··· PROVIDED DATA
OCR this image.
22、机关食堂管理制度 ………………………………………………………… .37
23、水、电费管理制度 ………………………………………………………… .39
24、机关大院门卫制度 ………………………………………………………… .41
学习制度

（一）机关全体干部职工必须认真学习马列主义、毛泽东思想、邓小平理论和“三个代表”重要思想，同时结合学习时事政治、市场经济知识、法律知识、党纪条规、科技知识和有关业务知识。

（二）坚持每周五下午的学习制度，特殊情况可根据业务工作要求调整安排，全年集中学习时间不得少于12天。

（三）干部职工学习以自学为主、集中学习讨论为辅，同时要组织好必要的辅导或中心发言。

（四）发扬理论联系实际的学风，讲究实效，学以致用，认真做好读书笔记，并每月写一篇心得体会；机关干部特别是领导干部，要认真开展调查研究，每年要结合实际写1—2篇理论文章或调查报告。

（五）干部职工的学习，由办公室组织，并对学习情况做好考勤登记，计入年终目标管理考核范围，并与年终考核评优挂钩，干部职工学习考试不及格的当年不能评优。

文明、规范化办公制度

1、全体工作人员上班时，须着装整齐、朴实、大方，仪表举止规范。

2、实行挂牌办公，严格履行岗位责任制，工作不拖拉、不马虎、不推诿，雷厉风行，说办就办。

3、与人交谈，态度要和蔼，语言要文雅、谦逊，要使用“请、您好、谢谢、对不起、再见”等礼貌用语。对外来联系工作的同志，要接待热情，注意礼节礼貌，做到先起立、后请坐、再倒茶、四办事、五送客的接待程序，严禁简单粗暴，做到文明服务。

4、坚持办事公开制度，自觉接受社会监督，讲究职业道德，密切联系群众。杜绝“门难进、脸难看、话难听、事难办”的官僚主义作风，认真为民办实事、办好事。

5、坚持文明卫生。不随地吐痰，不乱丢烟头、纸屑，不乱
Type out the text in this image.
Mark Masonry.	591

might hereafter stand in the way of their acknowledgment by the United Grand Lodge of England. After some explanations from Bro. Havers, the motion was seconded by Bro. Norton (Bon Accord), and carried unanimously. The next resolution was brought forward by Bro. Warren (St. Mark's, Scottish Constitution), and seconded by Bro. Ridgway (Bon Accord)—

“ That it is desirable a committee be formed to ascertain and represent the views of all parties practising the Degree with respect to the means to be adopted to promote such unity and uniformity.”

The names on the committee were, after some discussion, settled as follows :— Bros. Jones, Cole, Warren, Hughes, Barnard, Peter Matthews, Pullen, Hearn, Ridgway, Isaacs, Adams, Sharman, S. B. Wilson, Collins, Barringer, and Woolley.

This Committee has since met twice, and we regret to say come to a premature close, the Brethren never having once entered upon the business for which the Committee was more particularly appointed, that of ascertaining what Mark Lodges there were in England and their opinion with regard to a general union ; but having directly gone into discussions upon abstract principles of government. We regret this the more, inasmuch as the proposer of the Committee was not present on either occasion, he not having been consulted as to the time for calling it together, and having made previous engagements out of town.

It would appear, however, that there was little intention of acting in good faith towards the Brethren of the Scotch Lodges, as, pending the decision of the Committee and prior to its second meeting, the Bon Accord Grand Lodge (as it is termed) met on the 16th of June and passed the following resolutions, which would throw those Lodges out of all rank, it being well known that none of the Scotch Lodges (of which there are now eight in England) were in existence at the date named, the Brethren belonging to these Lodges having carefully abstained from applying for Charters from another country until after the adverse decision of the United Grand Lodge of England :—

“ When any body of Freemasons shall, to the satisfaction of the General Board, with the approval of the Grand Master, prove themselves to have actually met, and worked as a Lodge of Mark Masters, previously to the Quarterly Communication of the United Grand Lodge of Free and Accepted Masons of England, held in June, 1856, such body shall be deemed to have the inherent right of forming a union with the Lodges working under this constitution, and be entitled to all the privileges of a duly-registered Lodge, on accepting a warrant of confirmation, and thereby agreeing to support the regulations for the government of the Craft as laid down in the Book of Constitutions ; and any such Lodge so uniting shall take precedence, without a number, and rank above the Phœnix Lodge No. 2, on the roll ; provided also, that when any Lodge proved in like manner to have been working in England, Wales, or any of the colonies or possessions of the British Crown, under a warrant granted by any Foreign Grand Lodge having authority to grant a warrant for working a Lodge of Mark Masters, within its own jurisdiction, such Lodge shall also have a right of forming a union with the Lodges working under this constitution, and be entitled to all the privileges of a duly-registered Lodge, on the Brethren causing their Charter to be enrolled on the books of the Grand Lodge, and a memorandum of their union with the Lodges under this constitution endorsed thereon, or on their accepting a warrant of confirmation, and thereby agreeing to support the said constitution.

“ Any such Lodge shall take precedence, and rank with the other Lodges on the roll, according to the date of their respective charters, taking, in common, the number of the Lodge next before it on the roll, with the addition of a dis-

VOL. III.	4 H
······
**EXERCISE INSTRUCTIONS**
Only the number is wanted: how many lines in the preceding entries hold the string "image"?

**ANSWER TO THIS PROBLEM**
2